WHAT IS BEING ASKED
Please give the listing again, word for word, with nothing left out.

DATA TO PROCESS

◇ ◇ ◇ ◇ ◇

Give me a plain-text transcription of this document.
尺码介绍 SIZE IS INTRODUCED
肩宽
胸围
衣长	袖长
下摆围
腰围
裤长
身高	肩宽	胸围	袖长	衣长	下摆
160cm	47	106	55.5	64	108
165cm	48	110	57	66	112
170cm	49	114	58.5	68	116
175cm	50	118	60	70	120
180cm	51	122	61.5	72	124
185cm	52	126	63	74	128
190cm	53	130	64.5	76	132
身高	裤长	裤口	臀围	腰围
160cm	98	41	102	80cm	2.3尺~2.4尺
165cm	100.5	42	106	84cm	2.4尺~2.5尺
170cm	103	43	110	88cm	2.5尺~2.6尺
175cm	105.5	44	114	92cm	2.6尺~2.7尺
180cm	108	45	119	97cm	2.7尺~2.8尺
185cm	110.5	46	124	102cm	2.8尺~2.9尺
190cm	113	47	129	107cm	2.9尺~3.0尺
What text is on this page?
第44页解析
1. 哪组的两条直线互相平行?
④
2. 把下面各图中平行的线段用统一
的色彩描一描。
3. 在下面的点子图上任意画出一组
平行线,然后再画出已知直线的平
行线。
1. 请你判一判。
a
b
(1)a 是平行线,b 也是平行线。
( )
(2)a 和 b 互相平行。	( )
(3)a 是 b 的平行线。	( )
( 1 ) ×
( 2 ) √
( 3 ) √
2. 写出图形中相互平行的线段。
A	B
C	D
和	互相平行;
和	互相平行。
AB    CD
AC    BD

◇ ◇ ◇ ◇ ◇

ANSWER TO THE PROBLEM
Give me a plain-text transcription of this document.
尺码介绍 SIZE IS INTRODUCED
肩宽
胸围
衣长	袖长
下摆围
腰围
裤长
身高	肩宽	胸围	袖长	衣长	下摆
160cm	47	106	55.5	64	108
165cm	48	110	57	66	112
170cm	49	114	58.5	68	116
175cm	50	118	60	70	120
180cm	51	122	61.5	72	124
185cm	52	126	63	74	128
190cm	53	130	64.5	76	132
身高	裤长	裤口	臀围	腰围
160cm	98	41	102	80cm	2.3尺~2.4尺
165cm	100.5	42	106	84cm	2.4尺~2.5尺
170cm	103	43	110	88cm	2.5尺~2.6尺
175cm	105.5	44	114	92cm	2.6尺~2.7尺
180cm	108	45	119	97cm	2.7尺~2.8尺
185cm	110.5	46	124	102cm	2.8尺~2.9尺
190cm	113	47	129	107cm	2.9尺~3.0尺
What text is on this page?
第44页解析
1. 哪组的两条直线互相平行?
④
2. 把下面各图中平行的线段用统一
的色彩描一描。
3. 在下面的点子图上任意画出一组
平行线,然后再画出已知直线的平
行线。
1. 请你判一判。
a
b
(1)a 是平行线,b 也是平行线。
( )
(2)a 和 b 互相平行。	( )
(3)a 是 b 的平行线。	( )
( 1 ) ×
( 2 ) √
( 3 ) √
2. 写出图形中相互平行的线段。
A	B
C	D
和	互相平行;
和	互相平行。
AB    CD
AC    BD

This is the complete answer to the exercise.